Please swap "Bar" for "Block" in the data, starting at the line that has "Bar xyxy=(150,238,189,252)" and stopping after the line that has "Text: 6,3%: 6,3% xyxy=(642,344,669,354)". Give back only those lines, with everything else unchanged.

------ DATA PROVIDED

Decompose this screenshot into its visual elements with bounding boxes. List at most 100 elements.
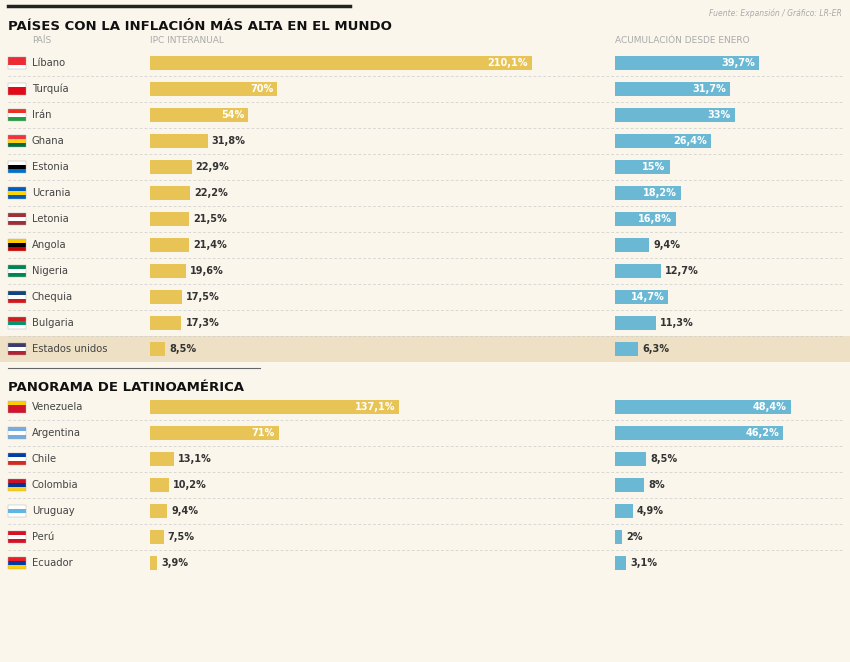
Bar xyxy=(150,238,189,252)
Bar xyxy=(8,139,26,143)
Text: 10,2%: 10,2% xyxy=(173,480,207,490)
Bar xyxy=(150,452,173,466)
Text: Irán: Irán xyxy=(32,110,52,120)
Bar xyxy=(8,187,26,199)
Text: 2%: 2% xyxy=(626,532,643,542)
Bar xyxy=(8,401,26,413)
Bar xyxy=(8,213,26,217)
Text: 9,4%: 9,4% xyxy=(171,506,198,516)
Bar xyxy=(615,504,632,518)
Bar xyxy=(0,472,850,498)
Bar xyxy=(8,427,26,439)
Text: 13,1%: 13,1% xyxy=(178,454,212,464)
Bar xyxy=(615,426,783,440)
Text: 71%: 71% xyxy=(252,428,275,438)
Text: Perú: Perú xyxy=(32,532,54,542)
Text: 11,3%: 11,3% xyxy=(660,318,694,328)
Bar xyxy=(8,83,26,95)
Bar xyxy=(615,478,644,492)
Bar xyxy=(615,530,622,544)
Bar xyxy=(8,299,26,303)
Text: Letonia: Letonia xyxy=(32,214,69,224)
Text: 31,7%: 31,7% xyxy=(693,84,726,94)
Bar xyxy=(8,453,26,465)
Text: PAÍS: PAÍS xyxy=(32,36,51,45)
Bar xyxy=(8,83,26,87)
Bar xyxy=(8,427,26,431)
Bar xyxy=(150,160,191,174)
Text: 14,7%: 14,7% xyxy=(631,292,665,302)
Bar xyxy=(8,169,26,173)
Text: 54%: 54% xyxy=(221,110,244,120)
Bar xyxy=(8,213,26,225)
Text: 19,6%: 19,6% xyxy=(190,266,224,276)
Bar xyxy=(0,180,850,206)
Bar xyxy=(150,290,182,304)
Bar xyxy=(8,217,26,221)
Bar xyxy=(150,82,277,96)
Text: 48,4%: 48,4% xyxy=(753,402,787,412)
Text: Argentina: Argentina xyxy=(32,428,81,438)
Bar xyxy=(0,50,850,76)
Text: 12,7%: 12,7% xyxy=(666,266,699,276)
Bar xyxy=(8,61,26,65)
Text: 46,2%: 46,2% xyxy=(745,428,779,438)
Bar xyxy=(8,409,26,413)
Text: Venezuela: Venezuela xyxy=(32,402,83,412)
Bar xyxy=(615,56,759,70)
Bar xyxy=(150,264,185,278)
Bar xyxy=(0,154,850,180)
Bar xyxy=(8,479,26,483)
Text: 4,9%: 4,9% xyxy=(637,506,664,516)
Bar xyxy=(8,109,26,121)
Bar xyxy=(615,108,735,122)
Bar xyxy=(8,565,26,569)
Bar xyxy=(615,186,681,200)
Bar xyxy=(8,317,26,321)
Bar xyxy=(0,310,850,336)
Text: 18,2%: 18,2% xyxy=(643,188,677,198)
Bar xyxy=(8,479,26,491)
Bar xyxy=(150,108,248,122)
Bar xyxy=(8,273,26,277)
Text: 137,1%: 137,1% xyxy=(354,402,395,412)
Text: Turquía: Turquía xyxy=(32,84,69,94)
Bar xyxy=(150,316,181,330)
Bar xyxy=(0,576,850,662)
Bar xyxy=(8,531,26,543)
Text: 33%: 33% xyxy=(708,110,731,120)
Bar xyxy=(0,394,850,420)
Text: 6,3%: 6,3% xyxy=(642,344,669,354)
Bar xyxy=(150,186,190,200)
Bar xyxy=(150,504,167,518)
Bar xyxy=(8,535,26,539)
Text: IPC INTERANUAL: IPC INTERANUAL xyxy=(150,36,224,45)
Bar xyxy=(8,291,26,295)
Text: 17,3%: 17,3% xyxy=(185,318,219,328)
Bar xyxy=(0,446,850,472)
Text: ACUMULACIÓN DESDE ENERO: ACUMULACIÓN DESDE ENERO xyxy=(615,36,750,45)
Bar xyxy=(150,212,189,226)
Text: 39,7%: 39,7% xyxy=(722,58,756,68)
Text: 9,4%: 9,4% xyxy=(653,240,680,250)
Bar xyxy=(8,531,26,535)
Bar xyxy=(8,87,26,91)
Bar xyxy=(0,76,850,102)
Bar xyxy=(0,524,850,550)
Bar xyxy=(0,102,850,128)
Bar xyxy=(8,161,26,173)
Text: 7,5%: 7,5% xyxy=(167,532,195,542)
Bar xyxy=(8,135,26,139)
Bar xyxy=(615,342,638,356)
Bar xyxy=(0,232,850,258)
Text: Estados unidos: Estados unidos xyxy=(32,344,107,354)
Bar xyxy=(150,134,207,148)
Bar xyxy=(615,264,661,278)
Bar xyxy=(8,539,26,543)
Text: 16,8%: 16,8% xyxy=(638,214,672,224)
Bar xyxy=(615,452,646,466)
Bar xyxy=(8,239,26,251)
Bar xyxy=(8,135,26,147)
Bar xyxy=(8,221,26,225)
Text: Ecuador: Ecuador xyxy=(32,558,73,568)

------------

COMPLETE ANSWER |
Block xyxy=(150,238,189,252)
Block xyxy=(8,139,26,143)
Text: 10,2%: 10,2% xyxy=(173,480,207,490)
Block xyxy=(150,452,173,466)
Text: Irán: Irán xyxy=(32,110,52,120)
Block xyxy=(8,187,26,199)
Text: 2%: 2% xyxy=(626,532,643,542)
Block xyxy=(8,401,26,413)
Block xyxy=(8,213,26,217)
Text: 9,4%: 9,4% xyxy=(171,506,198,516)
Block xyxy=(615,504,632,518)
Block xyxy=(0,472,850,498)
Block xyxy=(8,427,26,439)
Text: 13,1%: 13,1% xyxy=(178,454,212,464)
Block xyxy=(615,426,783,440)
Text: 71%: 71% xyxy=(252,428,275,438)
Text: Perú: Perú xyxy=(32,532,54,542)
Text: 11,3%: 11,3% xyxy=(660,318,694,328)
Block xyxy=(8,83,26,95)
Block xyxy=(615,478,644,492)
Block xyxy=(615,530,622,544)
Block xyxy=(8,299,26,303)
Text: Letonia: Letonia xyxy=(32,214,69,224)
Text: 31,7%: 31,7% xyxy=(693,84,726,94)
Block xyxy=(8,453,26,465)
Text: PAÍS: PAÍS xyxy=(32,36,51,45)
Block xyxy=(8,83,26,87)
Block xyxy=(8,427,26,431)
Block xyxy=(150,160,191,174)
Text: 14,7%: 14,7% xyxy=(631,292,665,302)
Block xyxy=(8,169,26,173)
Text: 54%: 54% xyxy=(221,110,244,120)
Block xyxy=(8,213,26,225)
Text: 19,6%: 19,6% xyxy=(190,266,224,276)
Block xyxy=(0,180,850,206)
Block xyxy=(150,290,182,304)
Block xyxy=(8,217,26,221)
Block xyxy=(150,82,277,96)
Text: 48,4%: 48,4% xyxy=(753,402,787,412)
Text: Argentina: Argentina xyxy=(32,428,81,438)
Block xyxy=(0,50,850,76)
Text: 12,7%: 12,7% xyxy=(666,266,699,276)
Block xyxy=(8,61,26,65)
Text: 46,2%: 46,2% xyxy=(745,428,779,438)
Block xyxy=(8,409,26,413)
Text: Venezuela: Venezuela xyxy=(32,402,83,412)
Block xyxy=(615,56,759,70)
Block xyxy=(150,264,185,278)
Block xyxy=(0,154,850,180)
Block xyxy=(8,479,26,483)
Text: 4,9%: 4,9% xyxy=(637,506,664,516)
Block xyxy=(8,109,26,121)
Block xyxy=(615,108,735,122)
Block xyxy=(8,565,26,569)
Block xyxy=(615,186,681,200)
Block xyxy=(8,317,26,321)
Block xyxy=(0,310,850,336)
Text: 18,2%: 18,2% xyxy=(643,188,677,198)
Block xyxy=(8,479,26,491)
Block xyxy=(150,108,248,122)
Block xyxy=(8,273,26,277)
Text: 137,1%: 137,1% xyxy=(354,402,395,412)
Text: Turquía: Turquía xyxy=(32,84,69,94)
Block xyxy=(150,316,181,330)
Block xyxy=(0,576,850,662)
Block xyxy=(8,531,26,543)
Text: 33%: 33% xyxy=(708,110,731,120)
Block xyxy=(0,394,850,420)
Text: 6,3%: 6,3% xyxy=(642,344,669,354)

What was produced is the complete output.